■ Goal ■
Condense the paragraph beginning "The spatial congruence of multiple ES" in the watershed passage below into a short bulleted list that keeps its main facts.

■ Document passage ■
%%
The spatial congruence of multiple ES was studied using the TES index and correlation analyses. Significant differences between different sub-watersheds and various land features were identified in terms of simultaneous provisioning of ES bundles (soil retention, habitat quality, carbon storage, food production and water yield) in Gorganrood Watershed. At sub-watershed level, the largest difference for the TES index values was detected between Hyrcanian temperate forests in the south with largest TES values, which was approximately seven times higher than that for farmlands in the western part of the study area with the lowest TES values. Therefore, based on an ES-based LULC planning perspective, southern sub-watersheds with Hyrcanian forest cover are of higher priority for conservation efforts. In addition, transition areas in central and eastern parts of the study area not only offer high ecological values, but also they are suitable for conducting mixed activities such as agroforestry and afforestation as well as ecologically friendly utilities such as ecotourism that can bring economic benefits to the region.
%%
■ Supplied material ■
%%
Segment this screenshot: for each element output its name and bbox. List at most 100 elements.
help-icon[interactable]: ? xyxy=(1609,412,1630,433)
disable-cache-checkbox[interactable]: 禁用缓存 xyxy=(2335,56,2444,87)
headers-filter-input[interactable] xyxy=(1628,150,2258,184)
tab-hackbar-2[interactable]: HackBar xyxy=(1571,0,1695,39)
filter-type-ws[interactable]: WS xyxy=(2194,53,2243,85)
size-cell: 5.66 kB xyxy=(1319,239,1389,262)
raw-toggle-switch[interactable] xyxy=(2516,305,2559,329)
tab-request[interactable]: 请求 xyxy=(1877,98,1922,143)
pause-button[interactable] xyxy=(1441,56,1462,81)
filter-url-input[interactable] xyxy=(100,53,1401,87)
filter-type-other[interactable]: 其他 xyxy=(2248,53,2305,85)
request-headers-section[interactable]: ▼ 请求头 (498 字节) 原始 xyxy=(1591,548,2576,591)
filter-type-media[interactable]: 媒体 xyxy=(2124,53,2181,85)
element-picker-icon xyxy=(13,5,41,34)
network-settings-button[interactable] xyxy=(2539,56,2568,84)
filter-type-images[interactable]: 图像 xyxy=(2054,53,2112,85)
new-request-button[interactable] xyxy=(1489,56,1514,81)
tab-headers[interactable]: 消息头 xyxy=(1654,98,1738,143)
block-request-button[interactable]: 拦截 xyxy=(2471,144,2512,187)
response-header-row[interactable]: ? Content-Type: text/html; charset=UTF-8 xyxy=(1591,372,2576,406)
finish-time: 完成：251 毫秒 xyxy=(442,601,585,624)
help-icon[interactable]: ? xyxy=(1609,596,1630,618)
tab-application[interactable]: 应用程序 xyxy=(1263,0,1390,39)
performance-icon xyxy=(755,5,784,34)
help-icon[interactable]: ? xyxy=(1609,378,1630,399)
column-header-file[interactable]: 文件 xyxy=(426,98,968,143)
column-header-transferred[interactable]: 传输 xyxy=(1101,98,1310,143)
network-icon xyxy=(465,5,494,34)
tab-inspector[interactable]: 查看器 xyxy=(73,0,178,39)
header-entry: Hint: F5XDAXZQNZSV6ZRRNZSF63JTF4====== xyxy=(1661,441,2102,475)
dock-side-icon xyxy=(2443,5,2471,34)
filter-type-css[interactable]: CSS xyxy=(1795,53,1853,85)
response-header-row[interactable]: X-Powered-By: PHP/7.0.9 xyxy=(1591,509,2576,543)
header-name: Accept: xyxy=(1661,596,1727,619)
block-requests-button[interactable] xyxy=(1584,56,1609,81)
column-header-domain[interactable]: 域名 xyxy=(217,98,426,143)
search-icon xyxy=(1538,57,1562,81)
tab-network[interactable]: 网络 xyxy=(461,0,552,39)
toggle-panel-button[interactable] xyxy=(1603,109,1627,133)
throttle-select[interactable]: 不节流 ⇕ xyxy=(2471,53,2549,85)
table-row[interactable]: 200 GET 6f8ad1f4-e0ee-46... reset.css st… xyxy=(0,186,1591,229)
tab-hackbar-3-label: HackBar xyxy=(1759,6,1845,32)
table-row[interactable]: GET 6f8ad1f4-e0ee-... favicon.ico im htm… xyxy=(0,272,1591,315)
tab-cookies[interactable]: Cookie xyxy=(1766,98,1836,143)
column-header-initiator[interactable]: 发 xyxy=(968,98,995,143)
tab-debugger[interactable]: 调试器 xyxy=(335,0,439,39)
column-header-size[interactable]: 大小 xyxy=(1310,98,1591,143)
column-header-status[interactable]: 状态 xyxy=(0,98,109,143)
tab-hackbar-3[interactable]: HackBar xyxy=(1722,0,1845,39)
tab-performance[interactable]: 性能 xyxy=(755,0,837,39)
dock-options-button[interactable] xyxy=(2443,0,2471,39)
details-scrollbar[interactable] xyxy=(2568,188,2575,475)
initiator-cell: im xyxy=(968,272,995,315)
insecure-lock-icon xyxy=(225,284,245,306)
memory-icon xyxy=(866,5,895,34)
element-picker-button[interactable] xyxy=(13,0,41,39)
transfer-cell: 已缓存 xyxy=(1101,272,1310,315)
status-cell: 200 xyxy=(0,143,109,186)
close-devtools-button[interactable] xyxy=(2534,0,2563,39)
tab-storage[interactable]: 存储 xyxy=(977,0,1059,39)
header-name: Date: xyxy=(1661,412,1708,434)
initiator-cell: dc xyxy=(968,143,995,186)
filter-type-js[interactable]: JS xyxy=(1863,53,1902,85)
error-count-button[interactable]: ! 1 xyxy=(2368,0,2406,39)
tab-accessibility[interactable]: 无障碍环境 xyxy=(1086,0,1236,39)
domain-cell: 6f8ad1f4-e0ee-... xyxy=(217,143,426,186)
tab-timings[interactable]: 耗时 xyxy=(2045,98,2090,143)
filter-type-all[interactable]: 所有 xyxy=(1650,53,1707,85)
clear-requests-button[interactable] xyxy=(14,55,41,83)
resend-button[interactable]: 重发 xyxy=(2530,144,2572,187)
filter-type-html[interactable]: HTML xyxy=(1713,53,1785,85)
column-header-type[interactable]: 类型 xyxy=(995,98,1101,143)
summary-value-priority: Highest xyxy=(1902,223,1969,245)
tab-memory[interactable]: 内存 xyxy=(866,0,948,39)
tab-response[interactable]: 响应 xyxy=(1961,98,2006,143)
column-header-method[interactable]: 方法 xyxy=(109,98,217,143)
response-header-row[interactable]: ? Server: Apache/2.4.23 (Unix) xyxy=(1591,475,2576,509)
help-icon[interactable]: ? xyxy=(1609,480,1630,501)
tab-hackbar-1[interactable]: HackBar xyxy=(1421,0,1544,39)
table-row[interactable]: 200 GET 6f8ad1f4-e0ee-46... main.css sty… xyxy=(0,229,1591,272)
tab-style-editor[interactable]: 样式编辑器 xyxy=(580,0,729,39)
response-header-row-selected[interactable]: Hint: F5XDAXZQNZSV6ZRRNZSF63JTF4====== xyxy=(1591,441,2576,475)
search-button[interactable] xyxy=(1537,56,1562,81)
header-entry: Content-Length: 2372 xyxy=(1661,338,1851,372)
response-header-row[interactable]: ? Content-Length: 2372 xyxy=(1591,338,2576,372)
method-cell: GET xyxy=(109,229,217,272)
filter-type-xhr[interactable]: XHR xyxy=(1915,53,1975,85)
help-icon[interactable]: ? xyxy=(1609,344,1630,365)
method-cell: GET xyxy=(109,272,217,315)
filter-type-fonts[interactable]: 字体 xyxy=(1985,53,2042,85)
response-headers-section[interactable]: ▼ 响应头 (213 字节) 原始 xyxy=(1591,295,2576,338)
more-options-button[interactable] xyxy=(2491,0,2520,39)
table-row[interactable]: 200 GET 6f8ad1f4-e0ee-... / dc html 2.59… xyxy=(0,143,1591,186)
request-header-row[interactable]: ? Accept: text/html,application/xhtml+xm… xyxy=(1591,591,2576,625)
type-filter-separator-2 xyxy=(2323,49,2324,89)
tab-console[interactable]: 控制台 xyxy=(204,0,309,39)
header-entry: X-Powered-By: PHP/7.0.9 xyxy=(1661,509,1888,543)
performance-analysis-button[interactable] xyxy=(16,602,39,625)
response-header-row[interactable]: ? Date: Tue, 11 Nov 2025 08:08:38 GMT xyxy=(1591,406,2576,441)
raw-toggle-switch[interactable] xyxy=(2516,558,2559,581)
%%
■ Solved exercise ■
- The spatial congruence of multiple ES was studied with the TES index and correlation analyses.
- In Gorganrood Watershed, sub-watersheds and land features differed significantly in jointly providing the ES bundle: soil retention, habitat quality, carbon storage, food production and water yield.
- Hyrcanian temperate forests in the south had the highest TES values, about seven times those of farmlands in the west, which had the lowest.
- From an ES-based LULC planning view, the southern forested sub-watersheds should have higher priority for conservation.
- Transition areas in the central and eastern parts have high ecological value. They also suit mixed uses such as agroforestry and afforestation, and ecotourism that could bring the region economic benefits.